Every record that follows should be printed verbatim.

*** Records supplied ***

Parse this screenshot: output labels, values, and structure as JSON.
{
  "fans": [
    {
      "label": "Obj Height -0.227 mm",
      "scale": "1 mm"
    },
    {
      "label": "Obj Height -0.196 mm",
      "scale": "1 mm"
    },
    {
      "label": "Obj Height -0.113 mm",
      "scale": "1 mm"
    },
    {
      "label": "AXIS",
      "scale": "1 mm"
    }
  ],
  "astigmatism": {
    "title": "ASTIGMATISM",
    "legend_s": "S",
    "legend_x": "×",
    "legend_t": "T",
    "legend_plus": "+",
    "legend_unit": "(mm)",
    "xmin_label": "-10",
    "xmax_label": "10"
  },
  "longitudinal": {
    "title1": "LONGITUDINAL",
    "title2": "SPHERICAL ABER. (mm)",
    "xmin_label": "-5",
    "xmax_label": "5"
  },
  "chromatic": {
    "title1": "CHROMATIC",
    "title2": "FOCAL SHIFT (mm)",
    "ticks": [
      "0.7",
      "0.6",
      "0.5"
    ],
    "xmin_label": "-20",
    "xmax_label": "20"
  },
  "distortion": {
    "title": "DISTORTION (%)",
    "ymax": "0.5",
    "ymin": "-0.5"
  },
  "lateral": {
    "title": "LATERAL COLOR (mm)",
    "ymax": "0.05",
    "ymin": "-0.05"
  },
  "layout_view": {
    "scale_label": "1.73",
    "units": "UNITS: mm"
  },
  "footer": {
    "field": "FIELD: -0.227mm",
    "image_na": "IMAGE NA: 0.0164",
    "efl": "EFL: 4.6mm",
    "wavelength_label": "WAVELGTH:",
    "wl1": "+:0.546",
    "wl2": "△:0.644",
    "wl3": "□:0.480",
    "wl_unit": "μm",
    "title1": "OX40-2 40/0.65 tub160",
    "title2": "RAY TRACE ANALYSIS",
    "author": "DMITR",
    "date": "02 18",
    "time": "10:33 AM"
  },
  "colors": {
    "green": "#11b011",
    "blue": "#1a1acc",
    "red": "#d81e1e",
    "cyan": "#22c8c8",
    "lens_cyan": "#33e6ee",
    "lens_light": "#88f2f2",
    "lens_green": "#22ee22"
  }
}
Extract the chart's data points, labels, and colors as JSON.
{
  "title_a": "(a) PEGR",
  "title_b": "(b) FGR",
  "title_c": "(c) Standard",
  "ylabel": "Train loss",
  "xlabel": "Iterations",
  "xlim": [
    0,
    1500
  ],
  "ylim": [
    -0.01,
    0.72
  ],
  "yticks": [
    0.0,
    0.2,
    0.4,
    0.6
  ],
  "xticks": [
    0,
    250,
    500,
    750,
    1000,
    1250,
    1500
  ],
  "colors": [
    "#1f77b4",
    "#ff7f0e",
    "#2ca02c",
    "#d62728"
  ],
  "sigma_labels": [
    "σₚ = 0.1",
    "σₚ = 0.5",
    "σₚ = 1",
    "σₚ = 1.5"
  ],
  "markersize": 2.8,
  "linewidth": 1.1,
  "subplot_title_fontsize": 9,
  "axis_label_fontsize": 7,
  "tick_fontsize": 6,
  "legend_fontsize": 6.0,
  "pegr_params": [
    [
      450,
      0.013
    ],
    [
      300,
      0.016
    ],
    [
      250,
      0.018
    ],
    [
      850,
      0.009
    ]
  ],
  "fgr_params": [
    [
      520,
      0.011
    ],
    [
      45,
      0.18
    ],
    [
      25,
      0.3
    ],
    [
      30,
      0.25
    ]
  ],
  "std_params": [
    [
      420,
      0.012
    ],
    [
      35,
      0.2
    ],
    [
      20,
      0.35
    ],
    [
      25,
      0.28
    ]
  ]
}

***

● **Task solution**:
Parse this screenshot: output labels, values, and structure as JSON.
{
  "fans": [
    {
      "label": "Obj Height -0.227 mm",
      "scale": "1 mm"
    },
    {
      "label": "Obj Height -0.196 mm",
      "scale": "1 mm"
    },
    {
      "label": "Obj Height -0.113 mm",
      "scale": "1 mm"
    },
    {
      "label": "AXIS",
      "scale": "1 mm"
    }
  ],
  "astigmatism": {
    "title": "ASTIGMATISM",
    "legend_s": "S",
    "legend_x": "×",
    "legend_t": "T",
    "legend_plus": "+",
    "legend_unit": "(mm)",
    "xmin_label": "-10",
    "xmax_label": "10"
  },
  "longitudinal": {
    "title1": "LONGITUDINAL",
    "title2": "SPHERICAL ABER. (mm)",
    "xmin_label": "-5",
    "xmax_label": "5"
  },
  "chromatic": {
    "title1": "CHROMATIC",
    "title2": "FOCAL SHIFT (mm)",
    "ticks": [
      "0.7",
      "0.6",
      "0.5"
    ],
    "xmin_label": "-20",
    "xmax_label": "20"
  },
  "distortion": {
    "title": "DISTORTION (%)",
    "ymax": "0.5",
    "ymin": "-0.5"
  },
  "lateral": {
    "title": "LATERAL COLOR (mm)",
    "ymax": "0.05",
    "ymin": "-0.05"
  },
  "layout_view": {
    "scale_label": "1.73",
    "units": "UNITS: mm"
  },
  "footer": {
    "field": "FIELD: -0.227mm",
    "image_na": "IMAGE NA: 0.0164",
    "efl": "EFL: 4.6mm",
    "wavelength_label": "WAVELGTH:",
    "wl1": "+:0.546",
    "wl2": "△:0.644",
    "wl3": "□:0.480",
    "wl_unit": "μm",
    "title1": "OX40-2 40/0.65 tub160",
    "title2": "RAY TRACE ANALYSIS",
    "author": "DMITR",
    "date": "02 18",
    "time": "10:33 AM"
  },
  "colors": {
    "green": "#11b011",
    "blue": "#1a1acc",
    "red": "#d81e1e",
    "cyan": "#22c8c8",
    "lens_cyan": "#33e6ee",
    "lens_light": "#88f2f2",
    "lens_green": "#22ee22"
  }
}
Extract the chart's data points, labels, and colors as JSON.
{
  "title_a": "(a) PEGR",
  "title_b": "(b) FGR",
  "title_c": "(c) Standard",
  "ylabel": "Train loss",
  "xlabel": "Iterations",
  "xlim": [
    0,
    1500
  ],
  "ylim": [
    -0.01,
    0.72
  ],
  "yticks": [
    0.0,
    0.2,
    0.4,
    0.6
  ],
  "xticks": [
    0,
    250,
    500,
    750,
    1000,
    1250,
    1500
  ],
  "colors": [
    "#1f77b4",
    "#ff7f0e",
    "#2ca02c",
    "#d62728"
  ],
  "sigma_labels": [
    "σₚ = 0.1",
    "σₚ = 0.5",
    "σₚ = 1",
    "σₚ = 1.5"
  ],
  "markersize": 2.8,
  "linewidth": 1.1,
  "subplot_title_fontsize": 9,
  "axis_label_fontsize": 7,
  "tick_fontsize": 6,
  "legend_fontsize": 6.0,
  "pegr_params": [
    [
      450,
      0.013
    ],
    [
      300,
      0.016
    ],
    [
      250,
      0.018
    ],
    [
      850,
      0.009
    ]
  ],
  "fgr_params": [
    [
      520,
      0.011
    ],
    [
      45,
      0.18
    ],
    [
      25,
      0.3
    ],
    [
      30,
      0.25
    ]
  ],
  "std_params": [
    [
      420,
      0.012
    ],
    [
      35,
      0.2
    ],
    [
      20,
      0.35
    ],
    [
      25,
      0.28
    ]
  ]
}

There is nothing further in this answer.